[begin RAW RECORDS]

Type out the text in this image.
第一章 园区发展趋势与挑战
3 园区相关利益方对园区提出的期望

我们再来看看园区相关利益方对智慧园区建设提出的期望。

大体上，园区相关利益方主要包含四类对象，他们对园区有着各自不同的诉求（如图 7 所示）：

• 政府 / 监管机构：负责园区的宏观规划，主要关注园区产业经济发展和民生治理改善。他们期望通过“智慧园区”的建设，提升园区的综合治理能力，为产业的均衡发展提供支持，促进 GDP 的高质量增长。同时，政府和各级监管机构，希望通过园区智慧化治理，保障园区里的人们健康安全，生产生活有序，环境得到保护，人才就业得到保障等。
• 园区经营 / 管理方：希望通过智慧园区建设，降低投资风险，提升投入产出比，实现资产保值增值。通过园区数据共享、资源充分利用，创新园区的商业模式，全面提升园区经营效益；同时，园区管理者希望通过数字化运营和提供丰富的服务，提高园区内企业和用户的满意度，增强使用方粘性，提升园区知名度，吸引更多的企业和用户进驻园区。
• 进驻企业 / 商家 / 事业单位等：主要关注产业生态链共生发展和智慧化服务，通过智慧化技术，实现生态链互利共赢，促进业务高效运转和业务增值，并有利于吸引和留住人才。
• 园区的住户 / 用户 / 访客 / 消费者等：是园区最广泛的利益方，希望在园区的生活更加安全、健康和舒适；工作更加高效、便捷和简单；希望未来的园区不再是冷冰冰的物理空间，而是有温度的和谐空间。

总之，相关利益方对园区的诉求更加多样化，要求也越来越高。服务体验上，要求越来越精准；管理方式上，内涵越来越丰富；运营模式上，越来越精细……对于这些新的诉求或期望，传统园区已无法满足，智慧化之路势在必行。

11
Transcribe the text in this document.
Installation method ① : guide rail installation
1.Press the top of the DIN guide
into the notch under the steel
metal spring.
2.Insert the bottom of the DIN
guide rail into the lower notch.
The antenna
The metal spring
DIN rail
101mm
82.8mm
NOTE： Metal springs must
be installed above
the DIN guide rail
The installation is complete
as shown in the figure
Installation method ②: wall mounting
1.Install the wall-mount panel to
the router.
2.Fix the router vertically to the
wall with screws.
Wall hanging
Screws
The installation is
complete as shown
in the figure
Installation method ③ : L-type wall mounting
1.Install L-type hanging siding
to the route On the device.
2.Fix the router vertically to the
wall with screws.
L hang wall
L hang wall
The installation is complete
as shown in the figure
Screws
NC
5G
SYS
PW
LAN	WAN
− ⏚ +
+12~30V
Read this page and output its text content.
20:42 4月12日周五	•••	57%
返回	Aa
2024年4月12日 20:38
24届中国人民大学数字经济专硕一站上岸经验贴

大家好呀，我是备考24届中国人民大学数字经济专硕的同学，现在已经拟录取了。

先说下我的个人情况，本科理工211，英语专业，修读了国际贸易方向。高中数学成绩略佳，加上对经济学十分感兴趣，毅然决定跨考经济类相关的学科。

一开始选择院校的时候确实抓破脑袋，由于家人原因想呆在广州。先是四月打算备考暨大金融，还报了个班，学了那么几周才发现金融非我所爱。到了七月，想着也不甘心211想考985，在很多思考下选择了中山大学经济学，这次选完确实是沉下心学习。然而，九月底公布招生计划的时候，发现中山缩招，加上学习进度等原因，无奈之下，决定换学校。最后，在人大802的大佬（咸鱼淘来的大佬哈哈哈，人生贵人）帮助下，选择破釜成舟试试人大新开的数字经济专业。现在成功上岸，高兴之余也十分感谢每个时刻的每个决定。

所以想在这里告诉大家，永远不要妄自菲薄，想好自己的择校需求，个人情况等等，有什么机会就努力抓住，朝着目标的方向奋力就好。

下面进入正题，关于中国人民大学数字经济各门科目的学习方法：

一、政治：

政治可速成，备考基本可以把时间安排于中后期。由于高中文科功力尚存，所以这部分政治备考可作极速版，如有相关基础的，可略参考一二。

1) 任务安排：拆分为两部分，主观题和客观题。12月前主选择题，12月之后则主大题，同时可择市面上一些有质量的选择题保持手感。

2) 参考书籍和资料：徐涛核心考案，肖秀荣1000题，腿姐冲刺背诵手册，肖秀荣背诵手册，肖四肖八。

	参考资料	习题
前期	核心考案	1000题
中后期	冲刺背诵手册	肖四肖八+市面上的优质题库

[end RAW RECORDS]

Quote each line of the listing above exactly.

EXERCISE SOLUTION:
Type out the text in this image.
第一章 园区发展趋势与挑战
3 园区相关利益方对园区提出的期望

我们再来看看园区相关利益方对智慧园区建设提出的期望。

大体上，园区相关利益方主要包含四类对象，他们对园区有着各自不同的诉求（如图 7 所示）：

• 政府 / 监管机构：负责园区的宏观规划，主要关注园区产业经济发展和民生治理改善。他们期望通过“智慧园区”的建设，提升园区的综合治理能力，为产业的均衡发展提供支持，促进 GDP 的高质量增长。同时，政府和各级监管机构，希望通过园区智慧化治理，保障园区里的人们健康安全，生产生活有序，环境得到保护，人才就业得到保障等。
• 园区经营 / 管理方：希望通过智慧园区建设，降低投资风险，提升投入产出比，实现资产保值增值。通过园区数据共享、资源充分利用，创新园区的商业模式，全面提升园区经营效益；同时，园区管理者希望通过数字化运营和提供丰富的服务，提高园区内企业和用户的满意度，增强使用方粘性，提升园区知名度，吸引更多的企业和用户进驻园区。
• 进驻企业 / 商家 / 事业单位等：主要关注产业生态链共生发展和智慧化服务，通过智慧化技术，实现生态链互利共赢，促进业务高效运转和业务增值，并有利于吸引和留住人才。
• 园区的住户 / 用户 / 访客 / 消费者等：是园区最广泛的利益方，希望在园区的生活更加安全、健康和舒适；工作更加高效、便捷和简单；希望未来的园区不再是冷冰冰的物理空间，而是有温度的和谐空间。

总之，相关利益方对园区的诉求更加多样化，要求也越来越高。服务体验上，要求越来越精准；管理方式上，内涵越来越丰富；运营模式上，越来越精细……对于这些新的诉求或期望，传统园区已无法满足，智慧化之路势在必行。

11
Transcribe the text in this document.
Installation method ① : guide rail installation
1.Press the top of the DIN guide
into the notch under the steel
metal spring.
2.Insert the bottom of the DIN
guide rail into the lower notch.
The antenna
The metal spring
DIN rail
101mm
82.8mm
NOTE： Metal springs must
be installed above
the DIN guide rail
The installation is complete
as shown in the figure
Installation method ②: wall mounting
1.Install the wall-mount panel to
the router.
2.Fix the router vertically to the
wall with screws.
Wall hanging
Screws
The installation is
complete as shown
in the figure
Installation method ③ : L-type wall mounting
1.Install L-type hanging siding
to the route On the device.
2.Fix the router vertically to the
wall with screws.
L hang wall
L hang wall
The installation is complete
as shown in the figure
Screws
NC
5G
SYS
PW
LAN	WAN
− ⏚ +
+12~30V
Read this page and output its text content.
20:42 4月12日周五	•••	57%
返回	Aa
2024年4月12日 20:38
24届中国人民大学数字经济专硕一站上岸经验贴

大家好呀，我是备考24届中国人民大学数字经济专硕的同学，现在已经拟录取了。

先说下我的个人情况，本科理工211，英语专业，修读了国际贸易方向。高中数学成绩略佳，加上对经济学十分感兴趣，毅然决定跨考经济类相关的学科。

一开始选择院校的时候确实抓破脑袋，由于家人原因想呆在广州。先是四月打算备考暨大金融，还报了个班，学了那么几周才发现金融非我所爱。到了七月，想着也不甘心211想考985，在很多思考下选择了中山大学经济学，这次选完确实是沉下心学习。然而，九月底公布招生计划的时候，发现中山缩招，加上学习进度等原因，无奈之下，决定换学校。最后，在人大802的大佬（咸鱼淘来的大佬哈哈哈，人生贵人）帮助下，选择破釜成舟试试人大新开的数字经济专业。现在成功上岸，高兴之余也十分感谢每个时刻的每个决定。

所以想在这里告诉大家，永远不要妄自菲薄，想好自己的择校需求，个人情况等等，有什么机会就努力抓住，朝着目标的方向奋力就好。

下面进入正题，关于中国人民大学数字经济各门科目的学习方法：

一、政治：

政治可速成，备考基本可以把时间安排于中后期。由于高中文科功力尚存，所以这部分政治备考可作极速版，如有相关基础的，可略参考一二。

1) 任务安排：拆分为两部分，主观题和客观题。12月前主选择题，12月之后则主大题，同时可择市面上一些有质量的选择题保持手感。

2) 参考书籍和资料：徐涛核心考案，肖秀荣1000题，腿姐冲刺背诵手册，肖秀荣背诵手册，肖四肖八。

	参考资料	习题
前期	核心考案	1000题
中后期	冲刺背诵手册	肖四肖八+市面上的优质题库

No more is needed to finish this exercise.